> [GOAL OF THE EXERCISE]
Track down every line below that holds "الهامة" and copy it.
# Start of MATERIALS PROVIDED
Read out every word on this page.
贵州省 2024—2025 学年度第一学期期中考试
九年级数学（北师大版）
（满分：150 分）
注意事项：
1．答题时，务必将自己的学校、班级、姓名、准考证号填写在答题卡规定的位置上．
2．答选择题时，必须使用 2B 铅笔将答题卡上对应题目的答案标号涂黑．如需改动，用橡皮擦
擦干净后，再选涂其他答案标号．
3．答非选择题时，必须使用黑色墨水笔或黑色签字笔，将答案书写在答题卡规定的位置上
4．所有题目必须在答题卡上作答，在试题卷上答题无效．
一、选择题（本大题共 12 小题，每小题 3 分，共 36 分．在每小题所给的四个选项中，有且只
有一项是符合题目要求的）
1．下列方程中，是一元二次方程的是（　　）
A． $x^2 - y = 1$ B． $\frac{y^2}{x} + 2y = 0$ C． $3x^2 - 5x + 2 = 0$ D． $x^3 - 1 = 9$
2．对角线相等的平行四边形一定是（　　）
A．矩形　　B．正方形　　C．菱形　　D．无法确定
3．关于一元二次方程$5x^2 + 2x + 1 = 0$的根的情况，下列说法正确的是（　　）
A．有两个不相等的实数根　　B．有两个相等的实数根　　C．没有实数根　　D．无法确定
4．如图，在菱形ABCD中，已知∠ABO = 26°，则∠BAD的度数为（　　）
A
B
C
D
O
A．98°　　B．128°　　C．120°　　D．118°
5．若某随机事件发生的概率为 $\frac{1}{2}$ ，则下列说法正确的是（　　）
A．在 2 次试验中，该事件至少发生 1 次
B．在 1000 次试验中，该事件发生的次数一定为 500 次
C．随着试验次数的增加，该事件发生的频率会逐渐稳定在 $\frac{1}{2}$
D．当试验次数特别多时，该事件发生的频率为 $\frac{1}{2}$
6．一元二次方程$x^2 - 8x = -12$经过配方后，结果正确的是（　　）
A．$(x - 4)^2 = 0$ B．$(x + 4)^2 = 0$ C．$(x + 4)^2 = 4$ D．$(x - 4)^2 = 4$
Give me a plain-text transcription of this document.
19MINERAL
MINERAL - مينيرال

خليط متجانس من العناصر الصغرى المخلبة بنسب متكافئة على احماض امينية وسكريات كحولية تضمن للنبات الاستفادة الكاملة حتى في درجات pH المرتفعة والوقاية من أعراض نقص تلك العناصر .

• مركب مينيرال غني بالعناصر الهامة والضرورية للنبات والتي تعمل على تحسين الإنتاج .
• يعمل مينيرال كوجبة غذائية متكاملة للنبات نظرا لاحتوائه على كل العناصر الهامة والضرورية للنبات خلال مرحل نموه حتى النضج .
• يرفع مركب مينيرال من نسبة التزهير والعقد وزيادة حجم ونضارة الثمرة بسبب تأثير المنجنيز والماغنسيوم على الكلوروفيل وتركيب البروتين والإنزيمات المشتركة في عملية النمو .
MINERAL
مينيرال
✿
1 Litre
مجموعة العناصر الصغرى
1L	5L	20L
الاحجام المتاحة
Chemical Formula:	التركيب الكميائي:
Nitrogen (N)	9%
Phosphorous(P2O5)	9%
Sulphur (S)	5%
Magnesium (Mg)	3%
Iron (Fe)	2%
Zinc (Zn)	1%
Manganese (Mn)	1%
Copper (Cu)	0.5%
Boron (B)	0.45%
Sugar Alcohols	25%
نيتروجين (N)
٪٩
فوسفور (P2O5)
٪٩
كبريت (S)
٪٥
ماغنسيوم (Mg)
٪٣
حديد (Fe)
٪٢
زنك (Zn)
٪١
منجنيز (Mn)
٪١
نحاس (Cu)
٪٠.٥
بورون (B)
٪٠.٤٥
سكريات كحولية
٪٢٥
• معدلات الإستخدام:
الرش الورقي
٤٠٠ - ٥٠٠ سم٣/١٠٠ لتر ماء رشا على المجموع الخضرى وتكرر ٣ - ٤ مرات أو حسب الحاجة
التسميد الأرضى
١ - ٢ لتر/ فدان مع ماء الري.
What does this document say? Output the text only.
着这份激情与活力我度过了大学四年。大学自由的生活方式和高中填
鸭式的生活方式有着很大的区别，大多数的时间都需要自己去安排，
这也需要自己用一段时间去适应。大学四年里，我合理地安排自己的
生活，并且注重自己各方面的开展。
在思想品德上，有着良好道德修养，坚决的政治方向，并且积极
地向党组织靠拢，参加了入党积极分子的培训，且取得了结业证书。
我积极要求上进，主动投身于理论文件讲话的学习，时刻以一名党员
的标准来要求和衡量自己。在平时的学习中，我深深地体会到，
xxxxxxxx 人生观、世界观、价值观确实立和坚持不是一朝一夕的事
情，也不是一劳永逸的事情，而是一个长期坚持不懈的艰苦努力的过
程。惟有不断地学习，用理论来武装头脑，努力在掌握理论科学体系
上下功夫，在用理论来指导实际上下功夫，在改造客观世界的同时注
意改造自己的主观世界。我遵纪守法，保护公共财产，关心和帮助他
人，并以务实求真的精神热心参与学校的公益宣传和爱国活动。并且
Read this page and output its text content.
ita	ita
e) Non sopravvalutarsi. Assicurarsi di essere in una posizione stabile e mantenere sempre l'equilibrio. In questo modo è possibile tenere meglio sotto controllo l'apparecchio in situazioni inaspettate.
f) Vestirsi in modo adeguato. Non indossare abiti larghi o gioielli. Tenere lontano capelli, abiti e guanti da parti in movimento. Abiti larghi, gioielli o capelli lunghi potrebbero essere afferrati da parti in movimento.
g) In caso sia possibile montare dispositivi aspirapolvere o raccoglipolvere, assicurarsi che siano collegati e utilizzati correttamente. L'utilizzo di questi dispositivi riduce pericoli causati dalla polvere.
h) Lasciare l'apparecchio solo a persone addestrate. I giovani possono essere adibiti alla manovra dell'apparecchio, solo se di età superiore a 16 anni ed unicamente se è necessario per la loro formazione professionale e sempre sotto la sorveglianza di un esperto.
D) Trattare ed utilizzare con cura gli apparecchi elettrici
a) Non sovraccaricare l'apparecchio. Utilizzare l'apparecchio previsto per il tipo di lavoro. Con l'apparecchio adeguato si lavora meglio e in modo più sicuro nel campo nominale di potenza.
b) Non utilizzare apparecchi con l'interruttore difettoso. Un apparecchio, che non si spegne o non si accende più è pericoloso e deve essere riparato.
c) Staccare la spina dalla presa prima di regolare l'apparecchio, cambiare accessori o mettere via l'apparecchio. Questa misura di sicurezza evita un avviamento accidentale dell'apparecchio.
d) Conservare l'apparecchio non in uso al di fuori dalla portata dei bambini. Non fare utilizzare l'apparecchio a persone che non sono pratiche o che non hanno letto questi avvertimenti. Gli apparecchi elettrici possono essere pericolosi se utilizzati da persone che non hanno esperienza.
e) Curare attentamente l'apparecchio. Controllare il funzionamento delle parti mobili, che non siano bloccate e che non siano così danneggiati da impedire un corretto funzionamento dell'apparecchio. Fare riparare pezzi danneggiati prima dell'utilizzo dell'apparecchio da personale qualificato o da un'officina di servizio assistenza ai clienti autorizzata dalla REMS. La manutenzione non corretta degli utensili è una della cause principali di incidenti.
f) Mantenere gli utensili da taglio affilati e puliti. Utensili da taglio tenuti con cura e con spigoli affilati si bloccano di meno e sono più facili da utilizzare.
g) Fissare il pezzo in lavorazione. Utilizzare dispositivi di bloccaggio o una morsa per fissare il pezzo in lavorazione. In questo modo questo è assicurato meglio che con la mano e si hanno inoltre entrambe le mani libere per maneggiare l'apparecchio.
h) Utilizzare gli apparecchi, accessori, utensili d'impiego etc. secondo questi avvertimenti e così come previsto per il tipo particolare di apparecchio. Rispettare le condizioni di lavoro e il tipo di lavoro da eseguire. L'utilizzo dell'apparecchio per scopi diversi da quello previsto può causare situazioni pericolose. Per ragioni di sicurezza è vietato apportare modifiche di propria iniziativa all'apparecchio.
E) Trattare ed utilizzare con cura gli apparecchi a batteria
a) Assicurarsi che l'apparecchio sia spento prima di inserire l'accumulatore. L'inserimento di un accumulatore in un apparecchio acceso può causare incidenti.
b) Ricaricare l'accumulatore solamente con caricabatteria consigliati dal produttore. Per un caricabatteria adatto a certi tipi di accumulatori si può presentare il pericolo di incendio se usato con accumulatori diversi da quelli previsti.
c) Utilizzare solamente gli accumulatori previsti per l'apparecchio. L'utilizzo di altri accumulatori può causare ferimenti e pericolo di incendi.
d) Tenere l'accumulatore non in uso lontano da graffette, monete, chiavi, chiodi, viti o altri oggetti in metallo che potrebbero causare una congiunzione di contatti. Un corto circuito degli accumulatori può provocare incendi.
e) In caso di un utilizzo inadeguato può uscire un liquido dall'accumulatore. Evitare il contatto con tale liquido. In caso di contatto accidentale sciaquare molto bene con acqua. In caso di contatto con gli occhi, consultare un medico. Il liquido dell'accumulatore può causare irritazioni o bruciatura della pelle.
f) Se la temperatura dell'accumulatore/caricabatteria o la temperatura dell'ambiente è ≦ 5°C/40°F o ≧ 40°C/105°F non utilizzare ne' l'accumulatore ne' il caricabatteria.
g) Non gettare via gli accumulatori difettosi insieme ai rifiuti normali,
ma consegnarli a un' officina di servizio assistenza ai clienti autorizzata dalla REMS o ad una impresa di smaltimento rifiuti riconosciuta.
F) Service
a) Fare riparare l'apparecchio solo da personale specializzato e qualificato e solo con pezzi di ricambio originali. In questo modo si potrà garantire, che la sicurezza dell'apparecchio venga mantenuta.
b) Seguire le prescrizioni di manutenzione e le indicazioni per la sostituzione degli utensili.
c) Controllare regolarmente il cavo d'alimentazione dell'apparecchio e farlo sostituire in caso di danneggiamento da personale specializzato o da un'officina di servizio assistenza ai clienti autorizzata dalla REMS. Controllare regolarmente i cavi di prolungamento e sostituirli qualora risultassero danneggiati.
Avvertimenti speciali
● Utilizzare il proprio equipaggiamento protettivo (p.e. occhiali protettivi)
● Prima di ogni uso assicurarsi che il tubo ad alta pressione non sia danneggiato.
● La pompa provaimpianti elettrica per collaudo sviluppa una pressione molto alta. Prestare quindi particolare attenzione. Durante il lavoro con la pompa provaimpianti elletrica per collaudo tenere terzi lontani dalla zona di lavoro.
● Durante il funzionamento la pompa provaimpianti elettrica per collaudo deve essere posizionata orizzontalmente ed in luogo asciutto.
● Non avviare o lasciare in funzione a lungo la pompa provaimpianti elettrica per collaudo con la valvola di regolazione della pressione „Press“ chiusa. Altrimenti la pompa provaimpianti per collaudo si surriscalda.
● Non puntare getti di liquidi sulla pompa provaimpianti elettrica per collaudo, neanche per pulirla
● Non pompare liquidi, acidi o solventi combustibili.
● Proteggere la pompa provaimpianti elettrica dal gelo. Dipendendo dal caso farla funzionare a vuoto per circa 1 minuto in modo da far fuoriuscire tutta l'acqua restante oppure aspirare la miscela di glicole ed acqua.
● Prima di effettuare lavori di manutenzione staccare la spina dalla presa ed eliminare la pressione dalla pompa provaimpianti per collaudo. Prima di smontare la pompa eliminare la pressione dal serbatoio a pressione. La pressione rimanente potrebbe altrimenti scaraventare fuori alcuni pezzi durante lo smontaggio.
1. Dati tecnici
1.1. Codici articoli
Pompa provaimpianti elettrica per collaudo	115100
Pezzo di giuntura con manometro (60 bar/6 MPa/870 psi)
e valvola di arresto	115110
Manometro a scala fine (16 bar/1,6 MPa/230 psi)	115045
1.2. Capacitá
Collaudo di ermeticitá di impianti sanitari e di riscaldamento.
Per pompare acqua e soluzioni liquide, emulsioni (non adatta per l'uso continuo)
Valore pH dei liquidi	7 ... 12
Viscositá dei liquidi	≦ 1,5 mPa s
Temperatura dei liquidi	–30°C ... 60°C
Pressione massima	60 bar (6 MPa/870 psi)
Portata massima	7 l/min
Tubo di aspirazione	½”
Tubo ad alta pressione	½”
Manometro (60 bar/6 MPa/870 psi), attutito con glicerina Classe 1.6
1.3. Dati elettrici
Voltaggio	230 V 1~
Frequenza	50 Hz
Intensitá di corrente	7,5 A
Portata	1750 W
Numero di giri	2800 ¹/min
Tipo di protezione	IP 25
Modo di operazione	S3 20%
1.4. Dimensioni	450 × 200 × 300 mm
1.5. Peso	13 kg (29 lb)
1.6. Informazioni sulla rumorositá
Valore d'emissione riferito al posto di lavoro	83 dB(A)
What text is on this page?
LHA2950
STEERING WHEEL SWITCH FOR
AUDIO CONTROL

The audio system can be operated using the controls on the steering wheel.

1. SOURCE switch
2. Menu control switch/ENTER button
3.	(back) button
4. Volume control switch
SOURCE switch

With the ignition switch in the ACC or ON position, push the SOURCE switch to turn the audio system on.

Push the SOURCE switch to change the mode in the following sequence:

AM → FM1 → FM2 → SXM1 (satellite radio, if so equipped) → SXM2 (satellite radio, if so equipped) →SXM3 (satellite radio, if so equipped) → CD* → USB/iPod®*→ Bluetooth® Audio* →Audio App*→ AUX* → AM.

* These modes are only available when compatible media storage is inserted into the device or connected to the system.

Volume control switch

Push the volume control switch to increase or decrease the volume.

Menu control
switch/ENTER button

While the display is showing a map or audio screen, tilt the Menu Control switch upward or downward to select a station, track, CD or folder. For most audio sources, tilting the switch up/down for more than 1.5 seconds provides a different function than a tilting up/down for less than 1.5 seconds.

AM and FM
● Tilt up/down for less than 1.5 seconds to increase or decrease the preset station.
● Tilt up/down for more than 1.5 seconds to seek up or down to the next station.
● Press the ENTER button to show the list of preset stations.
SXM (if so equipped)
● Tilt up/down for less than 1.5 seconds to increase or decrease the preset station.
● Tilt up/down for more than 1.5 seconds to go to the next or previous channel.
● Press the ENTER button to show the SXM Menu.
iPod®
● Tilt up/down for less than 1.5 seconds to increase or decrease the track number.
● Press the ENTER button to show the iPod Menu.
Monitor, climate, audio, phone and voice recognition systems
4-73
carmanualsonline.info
# End of MATERIALS PROVIDED
> [ANSWER TO THE PROBLEM]
• مركب مينيرال غني بالعناصر الهامة والضرورية للنبات والتي تعمل على تحسين الإنتاج .
• يعمل مينيرال كوجبة غذائية متكاملة للنبات نظرا لاحتوائه على كل العناصر الهامة والضرورية للنبات خلال مرحل نموه حتى النضج .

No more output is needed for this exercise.